GIVEN REQUEST =>
Copy out the listing exactly.

Dataset rows about figures

==================================================

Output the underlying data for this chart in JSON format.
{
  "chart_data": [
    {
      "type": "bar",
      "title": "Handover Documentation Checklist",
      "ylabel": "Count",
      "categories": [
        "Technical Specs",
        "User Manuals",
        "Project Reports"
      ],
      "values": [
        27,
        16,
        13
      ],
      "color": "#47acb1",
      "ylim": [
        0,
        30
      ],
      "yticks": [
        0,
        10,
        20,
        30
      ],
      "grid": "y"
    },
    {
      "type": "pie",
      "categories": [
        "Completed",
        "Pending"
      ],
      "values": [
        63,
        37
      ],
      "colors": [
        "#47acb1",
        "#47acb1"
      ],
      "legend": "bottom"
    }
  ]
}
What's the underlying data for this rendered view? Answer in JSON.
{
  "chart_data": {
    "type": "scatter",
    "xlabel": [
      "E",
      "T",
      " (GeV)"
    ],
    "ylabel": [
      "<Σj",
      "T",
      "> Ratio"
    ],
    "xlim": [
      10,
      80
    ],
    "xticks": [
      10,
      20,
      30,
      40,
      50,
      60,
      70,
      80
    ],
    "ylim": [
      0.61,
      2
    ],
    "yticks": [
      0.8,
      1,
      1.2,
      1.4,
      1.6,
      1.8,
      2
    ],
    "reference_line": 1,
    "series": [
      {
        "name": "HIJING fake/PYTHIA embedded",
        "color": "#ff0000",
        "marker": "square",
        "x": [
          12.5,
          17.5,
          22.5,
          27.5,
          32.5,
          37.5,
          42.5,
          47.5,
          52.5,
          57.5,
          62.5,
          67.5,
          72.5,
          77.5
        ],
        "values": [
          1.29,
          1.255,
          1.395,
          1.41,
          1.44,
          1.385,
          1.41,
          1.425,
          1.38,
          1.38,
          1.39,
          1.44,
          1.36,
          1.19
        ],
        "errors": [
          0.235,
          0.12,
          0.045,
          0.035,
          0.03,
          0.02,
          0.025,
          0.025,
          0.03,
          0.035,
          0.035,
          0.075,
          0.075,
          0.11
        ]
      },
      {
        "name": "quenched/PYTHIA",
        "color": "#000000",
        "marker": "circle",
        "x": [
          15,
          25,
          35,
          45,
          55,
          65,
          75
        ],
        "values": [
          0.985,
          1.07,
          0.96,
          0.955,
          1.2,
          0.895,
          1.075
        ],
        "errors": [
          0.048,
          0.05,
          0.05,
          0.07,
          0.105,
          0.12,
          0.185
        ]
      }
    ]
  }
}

==================================================

COMPLETE OUTPUT =>
Output the underlying data for this chart in JSON format.
{
  "chart_data": [
    {
      "type": "bar",
      "title": "Handover Documentation Checklist",
      "ylabel": "Count",
      "categories": [
        "Technical Specs",
        "User Manuals",
        "Project Reports"
      ],
      "values": [
        27,
        16,
        13
      ],
      "color": "#47acb1",
      "ylim": [
        0,
        30
      ],
      "yticks": [
        0,
        10,
        20,
        30
      ],
      "grid": "y"
    },
    {
      "type": "pie",
      "categories": [
        "Completed",
        "Pending"
      ],
      "values": [
        63,
        37
      ],
      "colors": [
        "#47acb1",
        "#47acb1"
      ],
      "legend": "bottom"
    }
  ]
}
What's the underlying data for this rendered view? Answer in JSON.
{
  "chart_data": {
    "type": "scatter",
    "xlabel": [
      "E",
      "T",
      " (GeV)"
    ],
    "ylabel": [
      "<Σj",
      "T",
      "> Ratio"
    ],
    "xlim": [
      10,
      80
    ],
    "xticks": [
      10,
      20,
      30,
      40,
      50,
      60,
      70,
      80
    ],
    "ylim": [
      0.61,
      2
    ],
    "yticks": [
      0.8,
      1,
      1.2,
      1.4,
      1.6,
      1.8,
      2
    ],
    "reference_line": 1,
    "series": [
      {
        "name": "HIJING fake/PYTHIA embedded",
        "color": "#ff0000",
        "marker": "square",
        "x": [
          12.5,
          17.5,
          22.5,
          27.5,
          32.5,
          37.5,
          42.5,
          47.5,
          52.5,
          57.5,
          62.5,
          67.5,
          72.5,
          77.5
        ],
        "values": [
          1.29,
          1.255,
          1.395,
          1.41,
          1.44,
          1.385,
          1.41,
          1.425,
          1.38,
          1.38,
          1.39,
          1.44,
          1.36,
          1.19
        ],
        "errors": [
          0.235,
          0.12,
          0.045,
          0.035,
          0.03,
          0.02,
          0.025,
          0.025,
          0.03,
          0.035,
          0.035,
          0.075,
          0.075,
          0.11
        ]
      },
      {
        "name": "quenched/PYTHIA",
        "color": "#000000",
        "marker": "circle",
        "x": [
          15,
          25,
          35,
          45,
          55,
          65,
          75
        ],
        "values": [
          0.985,
          1.07,
          0.96,
          0.955,
          1.2,
          0.895,
          1.075
        ],
        "errors": [
          0.048,
          0.05,
          0.05,
          0.07,
          0.105,
          0.12,
          0.185
        ]
      }
    ]
  }
}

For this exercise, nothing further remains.